Records about charts and figures:
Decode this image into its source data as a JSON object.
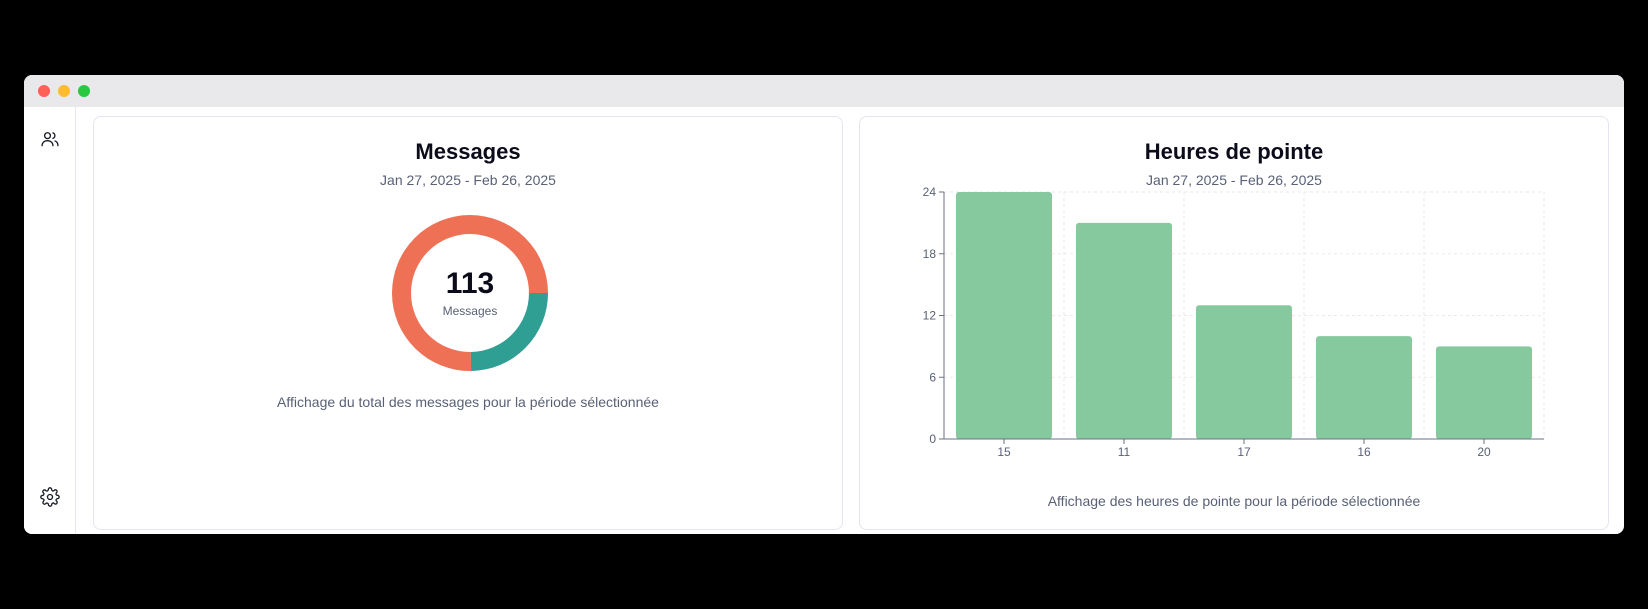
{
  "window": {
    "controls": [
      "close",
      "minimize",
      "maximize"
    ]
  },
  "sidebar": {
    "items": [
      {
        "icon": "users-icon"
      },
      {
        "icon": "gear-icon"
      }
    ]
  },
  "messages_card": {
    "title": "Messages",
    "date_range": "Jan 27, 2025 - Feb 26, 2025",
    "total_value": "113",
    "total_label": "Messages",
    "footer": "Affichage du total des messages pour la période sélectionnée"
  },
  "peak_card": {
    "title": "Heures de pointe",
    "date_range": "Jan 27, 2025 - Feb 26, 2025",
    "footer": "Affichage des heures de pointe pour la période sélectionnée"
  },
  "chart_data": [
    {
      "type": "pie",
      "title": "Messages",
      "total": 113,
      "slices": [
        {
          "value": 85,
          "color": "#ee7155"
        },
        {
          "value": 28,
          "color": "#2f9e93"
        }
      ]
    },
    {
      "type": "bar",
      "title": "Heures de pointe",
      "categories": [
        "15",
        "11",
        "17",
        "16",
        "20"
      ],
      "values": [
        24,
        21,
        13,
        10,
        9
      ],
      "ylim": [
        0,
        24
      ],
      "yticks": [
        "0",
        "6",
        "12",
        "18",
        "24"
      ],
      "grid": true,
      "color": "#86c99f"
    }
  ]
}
---
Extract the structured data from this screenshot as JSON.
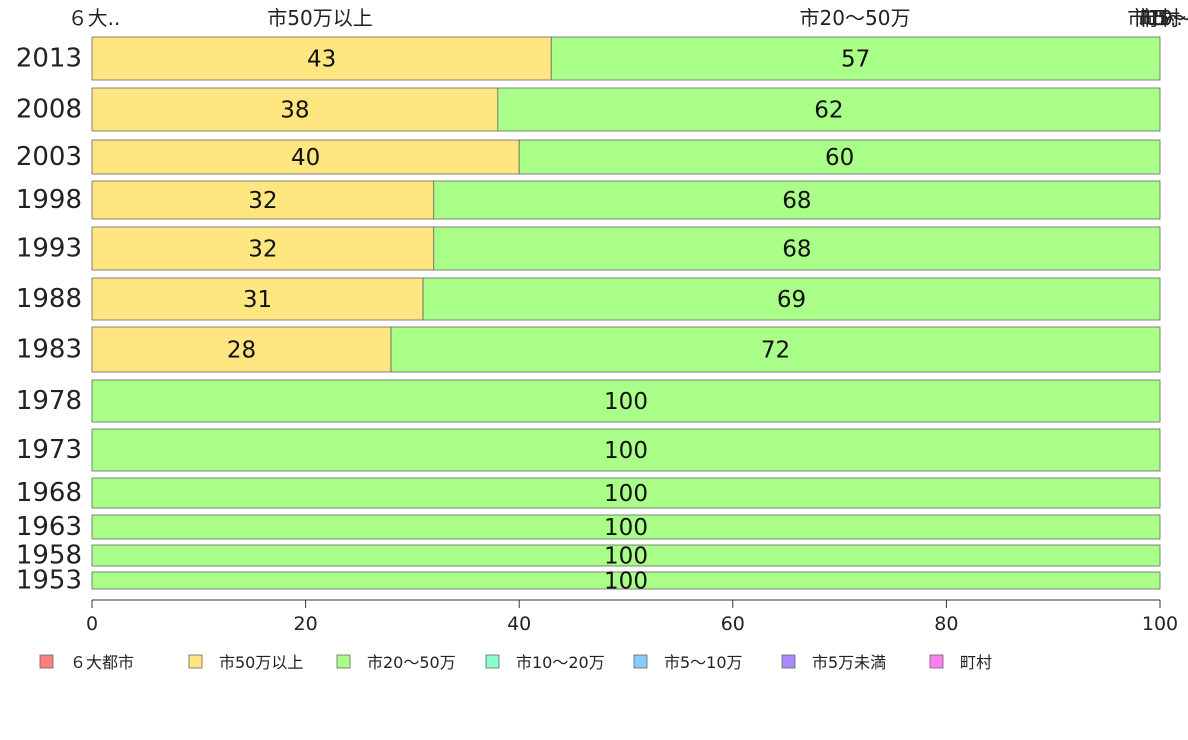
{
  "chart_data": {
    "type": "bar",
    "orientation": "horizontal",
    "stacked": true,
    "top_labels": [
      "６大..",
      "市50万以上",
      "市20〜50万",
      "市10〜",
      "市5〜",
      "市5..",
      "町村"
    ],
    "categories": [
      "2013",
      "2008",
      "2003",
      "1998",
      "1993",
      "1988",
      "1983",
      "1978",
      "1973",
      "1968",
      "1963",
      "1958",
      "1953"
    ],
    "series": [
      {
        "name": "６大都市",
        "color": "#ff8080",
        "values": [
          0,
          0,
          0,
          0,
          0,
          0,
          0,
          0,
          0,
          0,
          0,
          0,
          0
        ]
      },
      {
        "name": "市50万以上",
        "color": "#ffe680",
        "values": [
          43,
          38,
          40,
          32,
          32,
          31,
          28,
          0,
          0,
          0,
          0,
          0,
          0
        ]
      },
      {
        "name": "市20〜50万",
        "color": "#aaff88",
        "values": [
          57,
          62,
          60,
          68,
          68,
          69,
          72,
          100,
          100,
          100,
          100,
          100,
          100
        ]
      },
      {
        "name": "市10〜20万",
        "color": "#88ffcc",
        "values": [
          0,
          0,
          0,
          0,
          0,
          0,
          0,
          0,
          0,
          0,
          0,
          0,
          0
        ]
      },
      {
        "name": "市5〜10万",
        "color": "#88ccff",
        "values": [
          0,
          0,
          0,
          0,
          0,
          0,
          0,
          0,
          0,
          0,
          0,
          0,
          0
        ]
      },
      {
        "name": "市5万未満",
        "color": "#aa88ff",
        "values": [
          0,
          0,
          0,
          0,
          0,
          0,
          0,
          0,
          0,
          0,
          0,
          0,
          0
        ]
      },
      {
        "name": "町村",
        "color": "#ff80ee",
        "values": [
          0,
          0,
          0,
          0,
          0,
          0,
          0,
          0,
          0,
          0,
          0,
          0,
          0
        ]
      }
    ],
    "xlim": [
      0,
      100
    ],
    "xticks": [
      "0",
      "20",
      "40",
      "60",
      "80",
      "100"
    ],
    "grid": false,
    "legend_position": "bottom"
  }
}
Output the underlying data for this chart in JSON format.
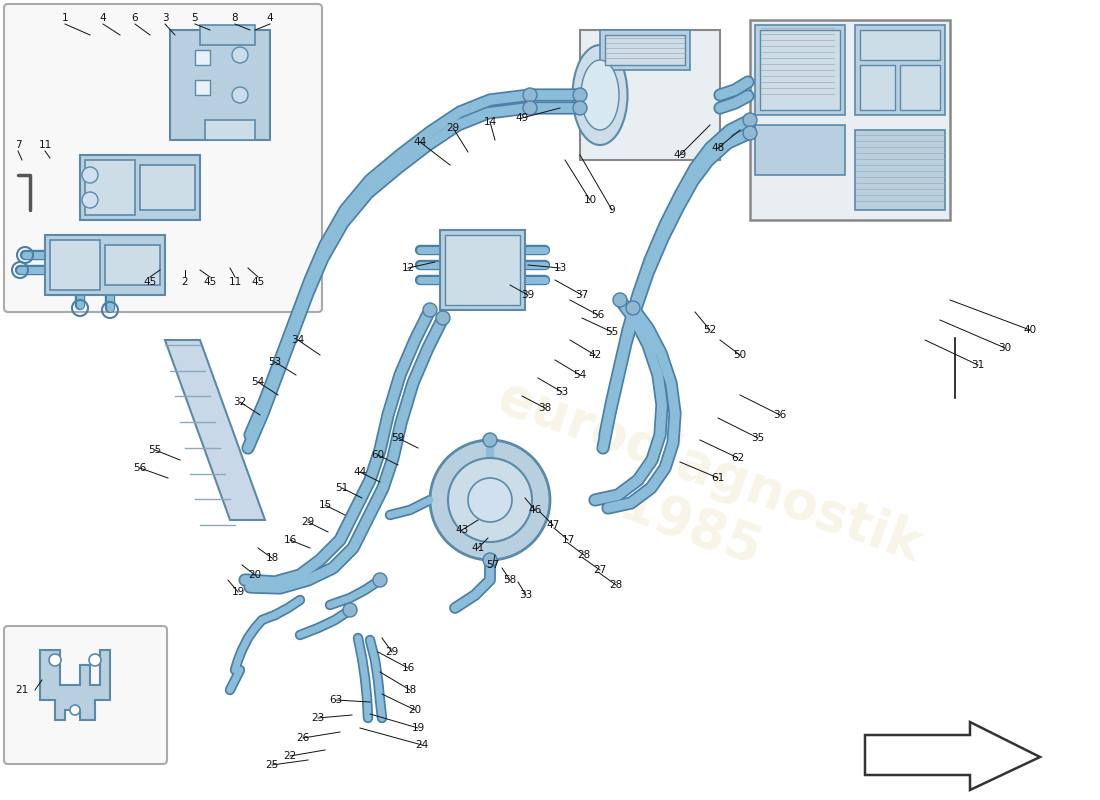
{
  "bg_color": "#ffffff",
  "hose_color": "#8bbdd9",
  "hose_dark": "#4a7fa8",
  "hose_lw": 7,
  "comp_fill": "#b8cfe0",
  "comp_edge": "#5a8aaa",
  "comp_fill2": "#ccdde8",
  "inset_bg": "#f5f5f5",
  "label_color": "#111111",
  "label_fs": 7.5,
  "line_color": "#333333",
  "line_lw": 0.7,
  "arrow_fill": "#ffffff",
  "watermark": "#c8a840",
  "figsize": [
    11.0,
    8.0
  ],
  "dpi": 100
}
--
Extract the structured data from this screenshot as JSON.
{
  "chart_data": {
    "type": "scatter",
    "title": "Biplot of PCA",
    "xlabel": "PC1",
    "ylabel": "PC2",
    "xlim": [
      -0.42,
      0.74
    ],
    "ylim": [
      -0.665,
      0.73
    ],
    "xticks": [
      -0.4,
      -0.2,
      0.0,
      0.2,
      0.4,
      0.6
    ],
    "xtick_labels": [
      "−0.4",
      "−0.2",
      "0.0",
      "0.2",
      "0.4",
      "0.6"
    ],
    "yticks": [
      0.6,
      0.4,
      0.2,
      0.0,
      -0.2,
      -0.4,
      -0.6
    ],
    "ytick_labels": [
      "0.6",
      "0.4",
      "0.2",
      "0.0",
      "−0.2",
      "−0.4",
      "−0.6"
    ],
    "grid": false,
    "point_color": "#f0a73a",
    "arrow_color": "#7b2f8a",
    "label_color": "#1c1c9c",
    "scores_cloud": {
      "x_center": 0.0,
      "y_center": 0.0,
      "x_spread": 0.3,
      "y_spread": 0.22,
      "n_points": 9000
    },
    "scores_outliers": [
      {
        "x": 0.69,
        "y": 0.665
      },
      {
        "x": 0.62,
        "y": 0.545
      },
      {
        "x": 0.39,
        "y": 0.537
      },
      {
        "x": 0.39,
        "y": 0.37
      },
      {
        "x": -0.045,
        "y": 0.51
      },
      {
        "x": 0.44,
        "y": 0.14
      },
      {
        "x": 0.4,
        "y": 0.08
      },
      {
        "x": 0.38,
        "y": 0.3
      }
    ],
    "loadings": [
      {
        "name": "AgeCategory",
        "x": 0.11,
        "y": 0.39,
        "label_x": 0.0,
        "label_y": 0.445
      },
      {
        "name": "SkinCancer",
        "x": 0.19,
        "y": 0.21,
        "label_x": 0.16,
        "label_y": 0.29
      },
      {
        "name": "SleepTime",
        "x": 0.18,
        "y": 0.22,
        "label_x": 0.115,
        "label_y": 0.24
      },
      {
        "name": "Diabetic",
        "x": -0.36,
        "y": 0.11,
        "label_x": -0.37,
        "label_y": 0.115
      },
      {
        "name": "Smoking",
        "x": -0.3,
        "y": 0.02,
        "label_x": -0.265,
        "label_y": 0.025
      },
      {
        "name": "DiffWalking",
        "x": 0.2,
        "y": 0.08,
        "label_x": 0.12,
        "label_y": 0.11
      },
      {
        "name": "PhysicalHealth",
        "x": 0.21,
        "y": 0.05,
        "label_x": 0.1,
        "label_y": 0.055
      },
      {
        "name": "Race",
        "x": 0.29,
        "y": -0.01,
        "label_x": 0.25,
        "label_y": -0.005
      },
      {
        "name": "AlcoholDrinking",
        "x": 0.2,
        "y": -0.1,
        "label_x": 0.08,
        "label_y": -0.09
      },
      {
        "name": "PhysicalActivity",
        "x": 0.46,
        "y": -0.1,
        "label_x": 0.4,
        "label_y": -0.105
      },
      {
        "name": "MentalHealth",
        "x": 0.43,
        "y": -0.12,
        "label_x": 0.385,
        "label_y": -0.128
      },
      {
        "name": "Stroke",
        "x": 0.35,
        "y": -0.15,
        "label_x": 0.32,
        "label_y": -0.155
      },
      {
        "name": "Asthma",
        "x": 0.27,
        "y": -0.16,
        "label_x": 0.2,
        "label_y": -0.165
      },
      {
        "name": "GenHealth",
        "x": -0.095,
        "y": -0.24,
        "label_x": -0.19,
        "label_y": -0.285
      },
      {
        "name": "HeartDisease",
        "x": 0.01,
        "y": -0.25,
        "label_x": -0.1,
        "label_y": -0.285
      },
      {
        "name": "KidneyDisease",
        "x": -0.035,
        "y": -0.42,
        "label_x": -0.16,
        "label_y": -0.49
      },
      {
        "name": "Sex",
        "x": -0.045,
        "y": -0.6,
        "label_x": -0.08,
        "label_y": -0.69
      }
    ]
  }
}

→ THE EXERCISE
Provide only the count of lines in the data above that include the string "période".

→ TASK OUTPUT
2